- TASK ITEM -
Your task is to transcribe all of the records exactly and leave out the pictures.

[Document page transcription items]
------------------------------------------------

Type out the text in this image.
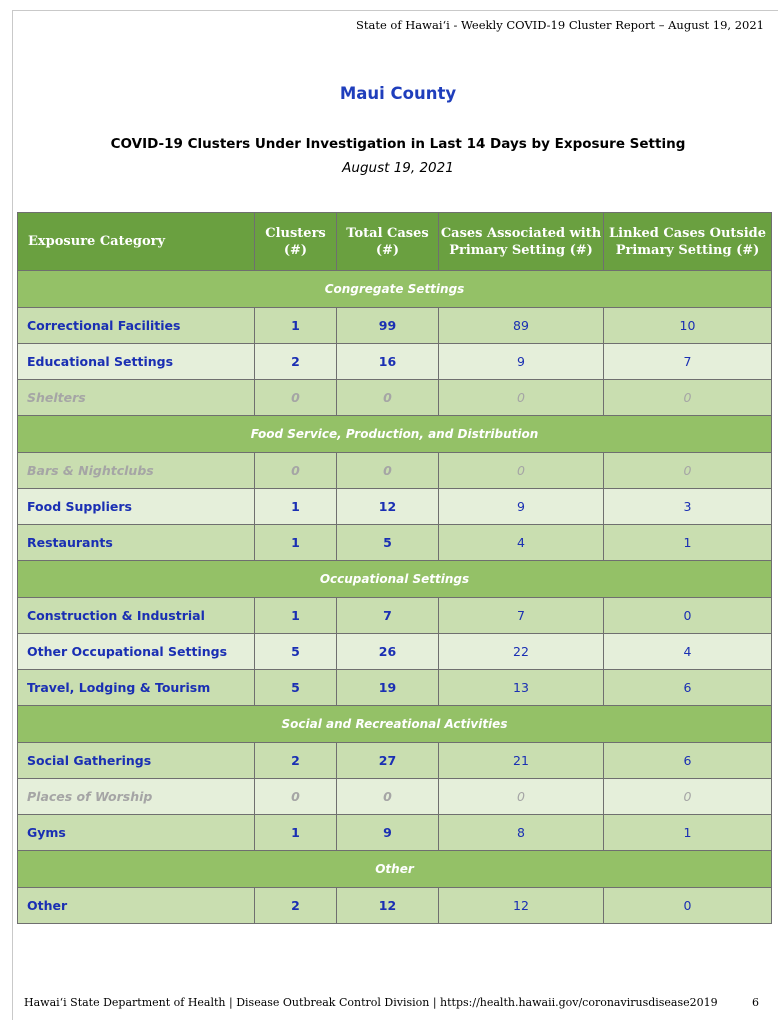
State of Hawaiʻi - Weekly COVID-19 Cluster Report – August 19, 2021
Maui County
COVID-19 Clusters Under Investigation in Last 14 Days by Exposure Setting
August 19, 2021
Exposure Category	Clusters (#)	Total Cases (#)	Cases Associated with Primary Setting (#)	Linked Cases Outside Primary Setting (#)
Congregate Settings				
Correctional Facilities	1	99	89	10
Educational Settings	2	16	9	7
Shelters	0	0	0	0
Food Service, Production, and Distribution				
Bars & Nightclubs	0	0	0	0
Food Suppliers	1	12	9	3
Restaurants	1	5	4	1
Occupational Settings				
Construction & Industrial	1	7	7	0
Other Occupational Settings	5	26	22	4
Travel, Lodging & Tourism	5	19	13	6
Social and Recreational Activities				
Social Gatherings	2	27	21	6
Places of Worship	0	0	0	0
Gyms	1	9	8	1
Other				
Other	2	12	12	0
Hawaiʻi State Department of Health | Disease Outbreak Control Division | https://health.hawaii.gov/coronavirusdisease2019	6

------------------------------------------------

- TASK OUTPUT -
Type out the text in this image.
State of Hawaiʻi - Weekly COVID-19 Cluster Report – August 19, 2021
Maui County
COVID-19 Clusters Under Investigation in Last 14 Days by Exposure Setting
August 19, 2021
Exposure Category	Clusters (#)	Total Cases (#)	Cases Associated with Primary Setting (#)	Linked Cases Outside Primary Setting (#)
Congregate Settings				
Correctional Facilities	1	99	89	10
Educational Settings	2	16	9	7
Shelters	0	0	0	0
Food Service, Production, and Distribution				
Bars & Nightclubs	0	0	0	0
Food Suppliers	1	12	9	3
Restaurants	1	5	4	1
Occupational Settings				
Construction & Industrial	1	7	7	0
Other Occupational Settings	5	26	22	4
Travel, Lodging & Tourism	5	19	13	6
Social and Recreational Activities				
Social Gatherings	2	27	21	6
Places of Worship	0	0	0	0
Gyms	1	9	8	1
Other				
Other	2	12	12	0
Hawaiʻi State Department of Health | Disease Outbreak Control Division | https://health.hawaii.gov/coronavirusdisease2019	6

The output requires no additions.